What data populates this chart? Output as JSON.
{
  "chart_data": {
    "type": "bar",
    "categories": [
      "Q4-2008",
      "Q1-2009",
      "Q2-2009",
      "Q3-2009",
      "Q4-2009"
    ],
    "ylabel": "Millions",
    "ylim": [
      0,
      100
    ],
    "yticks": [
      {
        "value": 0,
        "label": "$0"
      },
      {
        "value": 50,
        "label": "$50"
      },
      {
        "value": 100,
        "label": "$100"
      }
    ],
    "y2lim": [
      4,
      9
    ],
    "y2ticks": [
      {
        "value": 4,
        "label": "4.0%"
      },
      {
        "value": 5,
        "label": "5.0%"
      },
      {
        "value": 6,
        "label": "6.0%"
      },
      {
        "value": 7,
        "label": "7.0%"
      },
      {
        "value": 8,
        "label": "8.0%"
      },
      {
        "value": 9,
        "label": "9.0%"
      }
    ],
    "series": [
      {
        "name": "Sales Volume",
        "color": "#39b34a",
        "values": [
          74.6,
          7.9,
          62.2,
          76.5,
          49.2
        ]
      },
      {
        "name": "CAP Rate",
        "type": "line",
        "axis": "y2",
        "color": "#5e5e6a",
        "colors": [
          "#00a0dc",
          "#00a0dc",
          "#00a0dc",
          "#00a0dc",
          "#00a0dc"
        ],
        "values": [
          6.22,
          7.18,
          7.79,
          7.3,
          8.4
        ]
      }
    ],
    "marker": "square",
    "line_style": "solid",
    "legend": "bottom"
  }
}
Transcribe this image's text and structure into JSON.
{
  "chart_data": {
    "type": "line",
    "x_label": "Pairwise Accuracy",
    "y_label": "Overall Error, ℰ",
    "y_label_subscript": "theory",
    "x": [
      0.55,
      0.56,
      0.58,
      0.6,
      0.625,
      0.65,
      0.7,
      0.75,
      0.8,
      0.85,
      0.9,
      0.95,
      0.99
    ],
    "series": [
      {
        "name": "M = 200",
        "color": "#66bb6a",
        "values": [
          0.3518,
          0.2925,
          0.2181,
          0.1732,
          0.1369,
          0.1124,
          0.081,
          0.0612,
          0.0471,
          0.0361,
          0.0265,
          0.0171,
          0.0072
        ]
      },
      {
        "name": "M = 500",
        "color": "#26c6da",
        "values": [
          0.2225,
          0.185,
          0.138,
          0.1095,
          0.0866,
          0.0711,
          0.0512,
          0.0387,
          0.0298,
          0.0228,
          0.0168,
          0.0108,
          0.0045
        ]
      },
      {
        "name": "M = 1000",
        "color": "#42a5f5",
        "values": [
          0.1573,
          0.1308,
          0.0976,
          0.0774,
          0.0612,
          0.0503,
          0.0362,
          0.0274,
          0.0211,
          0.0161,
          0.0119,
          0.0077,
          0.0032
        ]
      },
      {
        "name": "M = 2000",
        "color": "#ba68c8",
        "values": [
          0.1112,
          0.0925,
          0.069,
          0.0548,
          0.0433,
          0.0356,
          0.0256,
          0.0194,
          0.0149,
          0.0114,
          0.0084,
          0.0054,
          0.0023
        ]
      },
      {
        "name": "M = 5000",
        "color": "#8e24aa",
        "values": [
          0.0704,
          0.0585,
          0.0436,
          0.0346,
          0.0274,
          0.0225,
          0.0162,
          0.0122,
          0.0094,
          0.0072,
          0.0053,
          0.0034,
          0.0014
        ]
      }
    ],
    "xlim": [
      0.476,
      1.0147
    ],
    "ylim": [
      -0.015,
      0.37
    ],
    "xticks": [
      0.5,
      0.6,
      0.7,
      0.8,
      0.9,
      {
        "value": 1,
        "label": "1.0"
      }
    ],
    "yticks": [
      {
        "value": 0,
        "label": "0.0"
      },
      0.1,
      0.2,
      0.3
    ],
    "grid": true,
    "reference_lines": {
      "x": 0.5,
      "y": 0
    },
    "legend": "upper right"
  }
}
+--
#### To be done:
Identify every line above with the string "this" in it. Copy those lines.

#### Response:
What data populates this chart? Output as JSON.
Transcribe this image's text and structure into JSON.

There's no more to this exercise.